◆ **Required task**:
An exact copy of all the data is required, with pictures left out.

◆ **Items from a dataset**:
★ ★ ★ ★ ★

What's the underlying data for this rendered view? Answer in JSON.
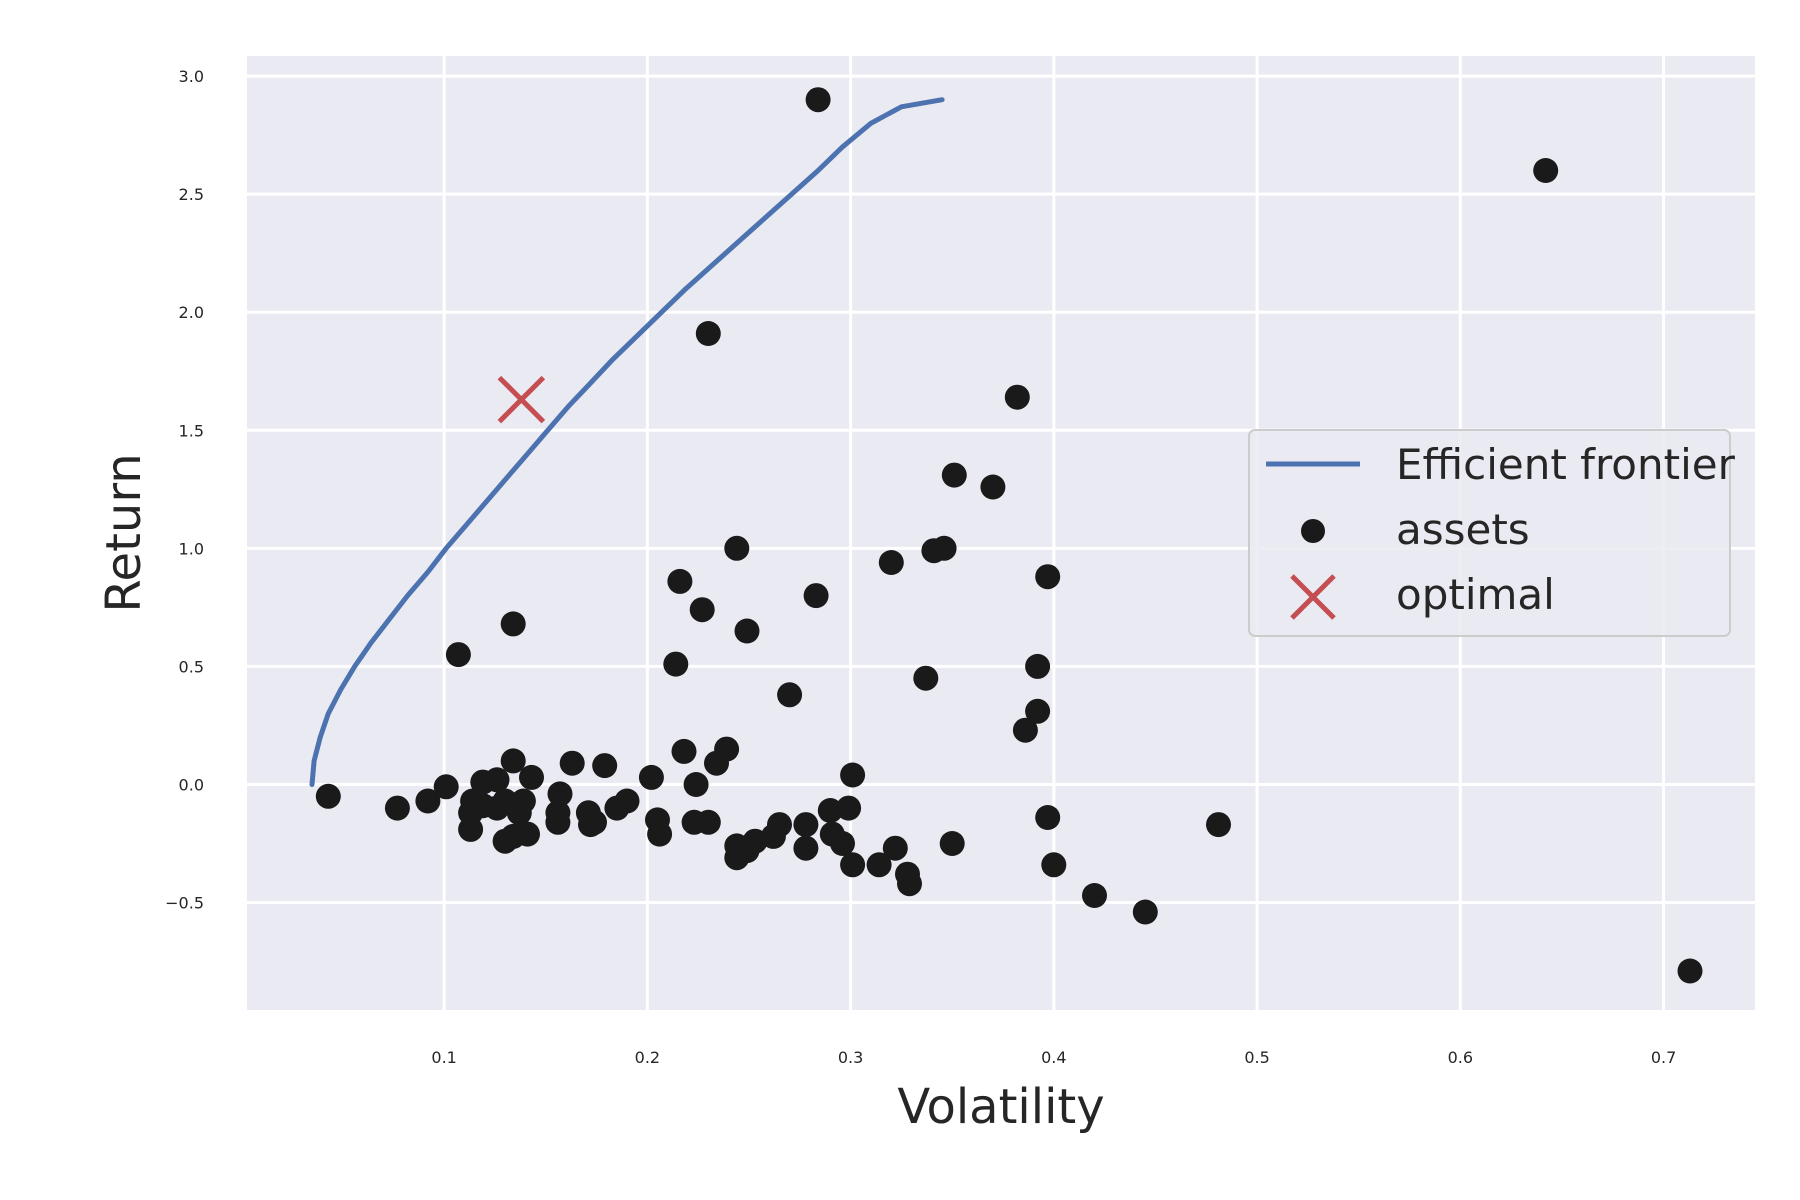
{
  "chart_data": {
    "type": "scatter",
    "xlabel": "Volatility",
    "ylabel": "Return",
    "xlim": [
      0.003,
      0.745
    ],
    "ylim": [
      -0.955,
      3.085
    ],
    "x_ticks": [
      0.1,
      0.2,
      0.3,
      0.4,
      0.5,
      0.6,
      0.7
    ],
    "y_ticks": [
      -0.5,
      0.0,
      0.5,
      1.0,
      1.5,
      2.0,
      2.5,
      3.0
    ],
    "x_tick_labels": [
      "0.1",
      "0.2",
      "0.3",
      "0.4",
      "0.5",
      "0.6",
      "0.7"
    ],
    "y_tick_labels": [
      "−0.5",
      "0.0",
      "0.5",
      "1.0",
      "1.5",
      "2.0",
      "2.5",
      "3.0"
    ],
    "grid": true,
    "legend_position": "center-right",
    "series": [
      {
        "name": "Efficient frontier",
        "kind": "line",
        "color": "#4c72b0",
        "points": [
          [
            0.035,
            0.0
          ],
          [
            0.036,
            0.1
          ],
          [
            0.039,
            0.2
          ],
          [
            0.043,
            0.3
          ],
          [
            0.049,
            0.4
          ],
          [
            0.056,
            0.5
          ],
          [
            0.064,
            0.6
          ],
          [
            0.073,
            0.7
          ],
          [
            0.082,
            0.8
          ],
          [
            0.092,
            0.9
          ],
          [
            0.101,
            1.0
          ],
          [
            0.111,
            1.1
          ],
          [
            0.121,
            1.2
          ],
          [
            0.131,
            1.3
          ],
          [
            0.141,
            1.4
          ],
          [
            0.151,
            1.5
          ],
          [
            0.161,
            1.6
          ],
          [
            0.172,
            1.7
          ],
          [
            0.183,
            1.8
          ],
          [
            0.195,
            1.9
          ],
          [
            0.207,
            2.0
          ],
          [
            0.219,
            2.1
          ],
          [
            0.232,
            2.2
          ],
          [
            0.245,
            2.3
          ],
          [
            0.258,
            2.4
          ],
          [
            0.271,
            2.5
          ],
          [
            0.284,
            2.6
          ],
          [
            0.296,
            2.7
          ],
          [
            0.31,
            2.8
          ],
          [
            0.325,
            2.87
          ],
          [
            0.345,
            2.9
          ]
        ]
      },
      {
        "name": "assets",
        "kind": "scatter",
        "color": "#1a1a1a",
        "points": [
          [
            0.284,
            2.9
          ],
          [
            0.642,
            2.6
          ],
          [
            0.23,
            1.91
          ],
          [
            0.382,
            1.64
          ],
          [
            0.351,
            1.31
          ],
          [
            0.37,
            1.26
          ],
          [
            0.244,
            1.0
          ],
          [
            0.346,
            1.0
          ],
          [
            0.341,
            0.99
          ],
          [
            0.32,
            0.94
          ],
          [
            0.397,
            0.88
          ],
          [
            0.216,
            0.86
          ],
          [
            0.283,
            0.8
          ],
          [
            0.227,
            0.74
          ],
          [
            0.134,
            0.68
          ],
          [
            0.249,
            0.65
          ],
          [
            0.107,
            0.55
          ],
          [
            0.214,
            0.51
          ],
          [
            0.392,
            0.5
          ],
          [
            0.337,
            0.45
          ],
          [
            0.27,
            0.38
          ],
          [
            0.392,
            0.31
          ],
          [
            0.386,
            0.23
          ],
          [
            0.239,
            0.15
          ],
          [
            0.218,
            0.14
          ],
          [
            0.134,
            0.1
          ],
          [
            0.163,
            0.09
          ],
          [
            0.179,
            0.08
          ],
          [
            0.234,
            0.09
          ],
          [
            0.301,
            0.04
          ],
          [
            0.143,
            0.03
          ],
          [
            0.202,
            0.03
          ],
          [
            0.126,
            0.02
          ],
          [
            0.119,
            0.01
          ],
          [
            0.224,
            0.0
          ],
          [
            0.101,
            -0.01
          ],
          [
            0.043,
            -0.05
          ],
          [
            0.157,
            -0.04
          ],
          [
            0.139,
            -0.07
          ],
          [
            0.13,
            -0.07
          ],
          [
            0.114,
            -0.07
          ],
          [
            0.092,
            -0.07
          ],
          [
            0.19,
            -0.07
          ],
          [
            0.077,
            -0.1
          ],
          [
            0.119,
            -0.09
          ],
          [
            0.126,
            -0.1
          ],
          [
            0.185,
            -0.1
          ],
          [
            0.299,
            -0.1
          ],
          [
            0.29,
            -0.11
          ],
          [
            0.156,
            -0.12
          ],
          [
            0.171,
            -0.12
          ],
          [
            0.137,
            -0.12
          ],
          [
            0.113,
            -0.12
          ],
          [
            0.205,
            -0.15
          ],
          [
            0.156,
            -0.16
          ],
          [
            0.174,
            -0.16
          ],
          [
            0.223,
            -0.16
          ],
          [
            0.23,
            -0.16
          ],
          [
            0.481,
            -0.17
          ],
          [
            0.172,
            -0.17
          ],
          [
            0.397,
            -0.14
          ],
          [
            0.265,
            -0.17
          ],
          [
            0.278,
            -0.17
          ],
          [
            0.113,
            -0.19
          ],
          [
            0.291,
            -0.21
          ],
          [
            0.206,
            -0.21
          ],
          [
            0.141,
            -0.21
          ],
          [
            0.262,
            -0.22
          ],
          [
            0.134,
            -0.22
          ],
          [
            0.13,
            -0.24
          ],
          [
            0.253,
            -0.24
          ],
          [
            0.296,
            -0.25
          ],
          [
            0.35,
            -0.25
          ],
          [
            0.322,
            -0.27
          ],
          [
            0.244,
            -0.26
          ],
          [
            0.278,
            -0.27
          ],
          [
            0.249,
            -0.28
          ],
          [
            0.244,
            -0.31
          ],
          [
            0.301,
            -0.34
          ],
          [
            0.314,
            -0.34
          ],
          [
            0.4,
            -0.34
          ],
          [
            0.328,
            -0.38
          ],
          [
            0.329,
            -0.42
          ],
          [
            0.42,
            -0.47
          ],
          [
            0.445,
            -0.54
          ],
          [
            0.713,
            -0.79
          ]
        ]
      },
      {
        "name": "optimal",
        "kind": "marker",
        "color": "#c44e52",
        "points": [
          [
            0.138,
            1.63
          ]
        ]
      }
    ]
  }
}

★ ★ ★ ★ ★

◆ **Response to the exercise**:
What's the underlying data for this rendered view? Answer in JSON.
{
  "chart_data": {
    "type": "scatter",
    "xlabel": "Volatility",
    "ylabel": "Return",
    "xlim": [
      0.003,
      0.745
    ],
    "ylim": [
      -0.955,
      3.085
    ],
    "x_ticks": [
      0.1,
      0.2,
      0.3,
      0.4,
      0.5,
      0.6,
      0.7
    ],
    "y_ticks": [
      -0.5,
      0.0,
      0.5,
      1.0,
      1.5,
      2.0,
      2.5,
      3.0
    ],
    "x_tick_labels": [
      "0.1",
      "0.2",
      "0.3",
      "0.4",
      "0.5",
      "0.6",
      "0.7"
    ],
    "y_tick_labels": [
      "−0.5",
      "0.0",
      "0.5",
      "1.0",
      "1.5",
      "2.0",
      "2.5",
      "3.0"
    ],
    "grid": true,
    "legend_position": "center-right",
    "series": [
      {
        "name": "Efficient frontier",
        "kind": "line",
        "color": "#4c72b0",
        "points": [
          [
            0.035,
            0.0
          ],
          [
            0.036,
            0.1
          ],
          [
            0.039,
            0.2
          ],
          [
            0.043,
            0.3
          ],
          [
            0.049,
            0.4
          ],
          [
            0.056,
            0.5
          ],
          [
            0.064,
            0.6
          ],
          [
            0.073,
            0.7
          ],
          [
            0.082,
            0.8
          ],
          [
            0.092,
            0.9
          ],
          [
            0.101,
            1.0
          ],
          [
            0.111,
            1.1
          ],
          [
            0.121,
            1.2
          ],
          [
            0.131,
            1.3
          ],
          [
            0.141,
            1.4
          ],
          [
            0.151,
            1.5
          ],
          [
            0.161,
            1.6
          ],
          [
            0.172,
            1.7
          ],
          [
            0.183,
            1.8
          ],
          [
            0.195,
            1.9
          ],
          [
            0.207,
            2.0
          ],
          [
            0.219,
            2.1
          ],
          [
            0.232,
            2.2
          ],
          [
            0.245,
            2.3
          ],
          [
            0.258,
            2.4
          ],
          [
            0.271,
            2.5
          ],
          [
            0.284,
            2.6
          ],
          [
            0.296,
            2.7
          ],
          [
            0.31,
            2.8
          ],
          [
            0.325,
            2.87
          ],
          [
            0.345,
            2.9
          ]
        ]
      },
      {
        "name": "assets",
        "kind": "scatter",
        "color": "#1a1a1a",
        "points": [
          [
            0.284,
            2.9
          ],
          [
            0.642,
            2.6
          ],
          [
            0.23,
            1.91
          ],
          [
            0.382,
            1.64
          ],
          [
            0.351,
            1.31
          ],
          [
            0.37,
            1.26
          ],
          [
            0.244,
            1.0
          ],
          [
            0.346,
            1.0
          ],
          [
            0.341,
            0.99
          ],
          [
            0.32,
            0.94
          ],
          [
            0.397,
            0.88
          ],
          [
            0.216,
            0.86
          ],
          [
            0.283,
            0.8
          ],
          [
            0.227,
            0.74
          ],
          [
            0.134,
            0.68
          ],
          [
            0.249,
            0.65
          ],
          [
            0.107,
            0.55
          ],
          [
            0.214,
            0.51
          ],
          [
            0.392,
            0.5
          ],
          [
            0.337,
            0.45
          ],
          [
            0.27,
            0.38
          ],
          [
            0.392,
            0.31
          ],
          [
            0.386,
            0.23
          ],
          [
            0.239,
            0.15
          ],
          [
            0.218,
            0.14
          ],
          [
            0.134,
            0.1
          ],
          [
            0.163,
            0.09
          ],
          [
            0.179,
            0.08
          ],
          [
            0.234,
            0.09
          ],
          [
            0.301,
            0.04
          ],
          [
            0.143,
            0.03
          ],
          [
            0.202,
            0.03
          ],
          [
            0.126,
            0.02
          ],
          [
            0.119,
            0.01
          ],
          [
            0.224,
            0.0
          ],
          [
            0.101,
            -0.01
          ],
          [
            0.043,
            -0.05
          ],
          [
            0.157,
            -0.04
          ],
          [
            0.139,
            -0.07
          ],
          [
            0.13,
            -0.07
          ],
          [
            0.114,
            -0.07
          ],
          [
            0.092,
            -0.07
          ],
          [
            0.19,
            -0.07
          ],
          [
            0.077,
            -0.1
          ],
          [
            0.119,
            -0.09
          ],
          [
            0.126,
            -0.1
          ],
          [
            0.185,
            -0.1
          ],
          [
            0.299,
            -0.1
          ],
          [
            0.29,
            -0.11
          ],
          [
            0.156,
            -0.12
          ],
          [
            0.171,
            -0.12
          ],
          [
            0.137,
            -0.12
          ],
          [
            0.113,
            -0.12
          ],
          [
            0.205,
            -0.15
          ],
          [
            0.156,
            -0.16
          ],
          [
            0.174,
            -0.16
          ],
          [
            0.223,
            -0.16
          ],
          [
            0.23,
            -0.16
          ],
          [
            0.481,
            -0.17
          ],
          [
            0.172,
            -0.17
          ],
          [
            0.397,
            -0.14
          ],
          [
            0.265,
            -0.17
          ],
          [
            0.278,
            -0.17
          ],
          [
            0.113,
            -0.19
          ],
          [
            0.291,
            -0.21
          ],
          [
            0.206,
            -0.21
          ],
          [
            0.141,
            -0.21
          ],
          [
            0.262,
            -0.22
          ],
          [
            0.134,
            -0.22
          ],
          [
            0.13,
            -0.24
          ],
          [
            0.253,
            -0.24
          ],
          [
            0.296,
            -0.25
          ],
          [
            0.35,
            -0.25
          ],
          [
            0.322,
            -0.27
          ],
          [
            0.244,
            -0.26
          ],
          [
            0.278,
            -0.27
          ],
          [
            0.249,
            -0.28
          ],
          [
            0.244,
            -0.31
          ],
          [
            0.301,
            -0.34
          ],
          [
            0.314,
            -0.34
          ],
          [
            0.4,
            -0.34
          ],
          [
            0.328,
            -0.38
          ],
          [
            0.329,
            -0.42
          ],
          [
            0.42,
            -0.47
          ],
          [
            0.445,
            -0.54
          ],
          [
            0.713,
            -0.79
          ]
        ]
      },
      {
        "name": "optimal",
        "kind": "marker",
        "color": "#c44e52",
        "points": [
          [
            0.138,
            1.63
          ]
        ]
      }
    ]
  }
}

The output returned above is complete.